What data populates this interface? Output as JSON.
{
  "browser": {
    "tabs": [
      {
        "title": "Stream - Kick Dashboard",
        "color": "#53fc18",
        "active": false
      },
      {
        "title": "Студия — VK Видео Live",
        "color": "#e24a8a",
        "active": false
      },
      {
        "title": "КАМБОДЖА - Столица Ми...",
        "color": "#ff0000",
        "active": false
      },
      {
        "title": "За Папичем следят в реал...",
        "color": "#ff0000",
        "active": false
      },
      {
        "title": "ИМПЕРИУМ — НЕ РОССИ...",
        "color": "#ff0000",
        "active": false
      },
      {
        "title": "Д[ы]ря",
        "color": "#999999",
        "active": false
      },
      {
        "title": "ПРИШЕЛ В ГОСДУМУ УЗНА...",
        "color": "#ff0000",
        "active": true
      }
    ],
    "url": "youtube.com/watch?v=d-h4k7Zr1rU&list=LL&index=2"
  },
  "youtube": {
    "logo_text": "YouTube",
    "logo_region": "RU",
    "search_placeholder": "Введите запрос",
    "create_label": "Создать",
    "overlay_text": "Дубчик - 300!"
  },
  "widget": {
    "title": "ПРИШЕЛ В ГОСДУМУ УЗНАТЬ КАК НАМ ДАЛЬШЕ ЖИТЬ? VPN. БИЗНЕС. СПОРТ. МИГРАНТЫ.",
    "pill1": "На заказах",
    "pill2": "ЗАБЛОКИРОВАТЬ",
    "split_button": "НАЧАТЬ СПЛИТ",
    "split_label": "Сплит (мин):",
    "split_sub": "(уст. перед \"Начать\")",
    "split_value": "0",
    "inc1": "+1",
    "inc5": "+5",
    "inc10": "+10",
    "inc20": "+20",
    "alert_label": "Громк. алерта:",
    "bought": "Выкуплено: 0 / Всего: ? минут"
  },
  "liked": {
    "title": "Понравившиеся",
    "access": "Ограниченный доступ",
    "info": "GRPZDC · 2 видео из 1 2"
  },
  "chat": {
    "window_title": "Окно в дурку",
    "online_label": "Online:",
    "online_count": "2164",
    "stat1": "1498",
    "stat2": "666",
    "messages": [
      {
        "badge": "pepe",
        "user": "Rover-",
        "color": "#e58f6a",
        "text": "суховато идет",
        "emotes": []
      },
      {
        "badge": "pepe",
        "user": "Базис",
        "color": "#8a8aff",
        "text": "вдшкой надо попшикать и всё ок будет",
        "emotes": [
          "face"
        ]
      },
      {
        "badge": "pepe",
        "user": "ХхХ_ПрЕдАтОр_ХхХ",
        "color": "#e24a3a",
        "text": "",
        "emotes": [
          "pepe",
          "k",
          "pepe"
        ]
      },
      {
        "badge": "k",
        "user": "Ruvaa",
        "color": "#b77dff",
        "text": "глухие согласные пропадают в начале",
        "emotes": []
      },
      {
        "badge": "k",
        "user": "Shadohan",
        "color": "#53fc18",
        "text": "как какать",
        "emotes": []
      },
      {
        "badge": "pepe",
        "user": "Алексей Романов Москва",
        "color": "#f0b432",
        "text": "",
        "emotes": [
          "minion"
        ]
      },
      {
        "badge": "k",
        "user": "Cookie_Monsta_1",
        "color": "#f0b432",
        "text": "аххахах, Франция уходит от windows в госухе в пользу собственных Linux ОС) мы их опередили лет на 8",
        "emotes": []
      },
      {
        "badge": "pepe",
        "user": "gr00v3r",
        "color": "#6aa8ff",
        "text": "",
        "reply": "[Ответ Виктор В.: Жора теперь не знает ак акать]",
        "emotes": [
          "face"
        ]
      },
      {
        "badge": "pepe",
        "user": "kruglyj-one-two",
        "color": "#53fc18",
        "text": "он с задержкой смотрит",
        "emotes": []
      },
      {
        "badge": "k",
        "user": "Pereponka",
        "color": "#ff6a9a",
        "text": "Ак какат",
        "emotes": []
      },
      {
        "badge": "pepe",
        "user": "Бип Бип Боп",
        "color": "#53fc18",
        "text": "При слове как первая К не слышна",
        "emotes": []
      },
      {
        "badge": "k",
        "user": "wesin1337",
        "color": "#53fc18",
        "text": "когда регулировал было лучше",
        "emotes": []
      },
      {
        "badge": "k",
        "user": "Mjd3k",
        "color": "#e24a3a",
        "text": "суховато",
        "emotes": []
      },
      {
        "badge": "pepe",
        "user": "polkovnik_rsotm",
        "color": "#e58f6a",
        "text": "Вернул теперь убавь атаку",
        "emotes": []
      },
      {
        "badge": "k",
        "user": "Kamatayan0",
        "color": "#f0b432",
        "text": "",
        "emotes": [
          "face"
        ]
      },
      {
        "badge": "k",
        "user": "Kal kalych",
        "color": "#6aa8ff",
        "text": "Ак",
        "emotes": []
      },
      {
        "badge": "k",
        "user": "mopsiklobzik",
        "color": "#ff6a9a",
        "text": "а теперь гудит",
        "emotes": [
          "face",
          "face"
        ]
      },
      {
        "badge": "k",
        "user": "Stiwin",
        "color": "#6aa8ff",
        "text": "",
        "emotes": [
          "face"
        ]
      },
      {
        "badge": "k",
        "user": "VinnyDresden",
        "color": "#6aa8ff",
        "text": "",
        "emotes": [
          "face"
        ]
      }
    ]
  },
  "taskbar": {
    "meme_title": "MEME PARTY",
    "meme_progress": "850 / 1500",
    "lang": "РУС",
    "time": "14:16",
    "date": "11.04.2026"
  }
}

Directions for this task
Restate every entry word for word.

Written solution
What data populates this interface? Output as JSON.
{
  "browser": {
    "tabs": [
      {
        "title": "Stream - Kick Dashboard",
        "color": "#53fc18",
        "active": false
      },
      {
        "title": "Студия — VK Видео Live",
        "color": "#e24a8a",
        "active": false
      },
      {
        "title": "КАМБОДЖА - Столица Ми...",
        "color": "#ff0000",
        "active": false
      },
      {
        "title": "За Папичем следят в реал...",
        "color": "#ff0000",
        "active": false
      },
      {
        "title": "ИМПЕРИУМ — НЕ РОССИ...",
        "color": "#ff0000",
        "active": false
      },
      {
        "title": "Д[ы]ря",
        "color": "#999999",
        "active": false
      },
      {
        "title": "ПРИШЕЛ В ГОСДУМУ УЗНА...",
        "color": "#ff0000",
        "active": true
      }
    ],
    "url": "youtube.com/watch?v=d-h4k7Zr1rU&list=LL&index=2"
  },
  "youtube": {
    "logo_text": "YouTube",
    "logo_region": "RU",
    "search_placeholder": "Введите запрос",
    "create_label": "Создать",
    "overlay_text": "Дубчик - 300!"
  },
  "widget": {
    "title": "ПРИШЕЛ В ГОСДУМУ УЗНАТЬ КАК НАМ ДАЛЬШЕ ЖИТЬ? VPN. БИЗНЕС. СПОРТ. МИГРАНТЫ.",
    "pill1": "На заказах",
    "pill2": "ЗАБЛОКИРОВАТЬ",
    "split_button": "НАЧАТЬ СПЛИТ",
    "split_label": "Сплит (мин):",
    "split_sub": "(уст. перед \"Начать\")",
    "split_value": "0",
    "inc1": "+1",
    "inc5": "+5",
    "inc10": "+10",
    "inc20": "+20",
    "alert_label": "Громк. алерта:",
    "bought": "Выкуплено: 0 / Всего: ? минут"
  },
  "liked": {
    "title": "Понравившиеся",
    "access": "Ограниченный доступ",
    "info": "GRPZDC · 2 видео из 1 2"
  },
  "chat": {
    "window_title": "Окно в дурку",
    "online_label": "Online:",
    "online_count": "2164",
    "stat1": "1498",
    "stat2": "666",
    "messages": [
      {
        "badge": "pepe",
        "user": "Rover-",
        "color": "#e58f6a",
        "text": "суховато идет",
        "emotes": []
      },
      {
        "badge": "pepe",
        "user": "Базис",
        "color": "#8a8aff",
        "text": "вдшкой надо попшикать и всё ок будет",
        "emotes": [
          "face"
        ]
      },
      {
        "badge": "pepe",
        "user": "ХхХ_ПрЕдАтОр_ХхХ",
        "color": "#e24a3a",
        "text": "",
        "emotes": [
          "pepe",
          "k",
          "pepe"
        ]
      },
      {
        "badge": "k",
        "user": "Ruvaa",
        "color": "#b77dff",
        "text": "глухие согласные пропадают в начале",
        "emotes": []
      },
      {
        "badge": "k",
        "user": "Shadohan",
        "color": "#53fc18",
        "text": "как какать",
        "emotes": []
      },
      {
        "badge": "pepe",
        "user": "Алексей Романов Москва",
        "color": "#f0b432",
        "text": "",
        "emotes": [
          "minion"
        ]
      },
      {
        "badge": "k",
        "user": "Cookie_Monsta_1",
        "color": "#f0b432",
        "text": "аххахах, Франция уходит от windows в госухе в пользу собственных Linux ОС) мы их опередили лет на 8",
        "emotes": []
      },
      {
        "badge": "pepe",
        "user": "gr00v3r",
        "color": "#6aa8ff",
        "text": "",
        "reply": "[Ответ Виктор В.: Жора теперь не знает ак акать]",
        "emotes": [
          "face"
        ]
      },
      {
        "badge": "pepe",
        "user": "kruglyj-one-two",
        "color": "#53fc18",
        "text": "он с задержкой смотрит",
        "emotes": []
      },
      {
        "badge": "k",
        "user": "Pereponka",
        "color": "#ff6a9a",
        "text": "Ак какат",
        "emotes": []
      },
      {
        "badge": "pepe",
        "user": "Бип Бип Боп",
        "color": "#53fc18",
        "text": "При слове как первая К не слышна",
        "emotes": []
      },
      {
        "badge": "k",
        "user": "wesin1337",
        "color": "#53fc18",
        "text": "когда регулировал было лучше",
        "emotes": []
      },
      {
        "badge": "k",
        "user": "Mjd3k",
        "color": "#e24a3a",
        "text": "суховато",
        "emotes": []
      },
      {
        "badge": "pepe",
        "user": "polkovnik_rsotm",
        "color": "#e58f6a",
        "text": "Вернул теперь убавь атаку",
        "emotes": []
      },
      {
        "badge": "k",
        "user": "Kamatayan0",
        "color": "#f0b432",
        "text": "",
        "emotes": [
          "face"
        ]
      },
      {
        "badge": "k",
        "user": "Kal kalych",
        "color": "#6aa8ff",
        "text": "Ак",
        "emotes": []
      },
      {
        "badge": "k",
        "user": "mopsiklobzik",
        "color": "#ff6a9a",
        "text": "а теперь гудит",
        "emotes": [
          "face",
          "face"
        ]
      },
      {
        "badge": "k",
        "user": "Stiwin",
        "color": "#6aa8ff",
        "text": "",
        "emotes": [
          "face"
        ]
      },
      {
        "badge": "k",
        "user": "VinnyDresden",
        "color": "#6aa8ff",
        "text": "",
        "emotes": [
          "face"
        ]
      }
    ]
  },
  "taskbar": {
    "meme_title": "MEME PARTY",
    "meme_progress": "850 / 1500",
    "lang": "РУС",
    "time": "14:16",
    "date": "11.04.2026"
  }
}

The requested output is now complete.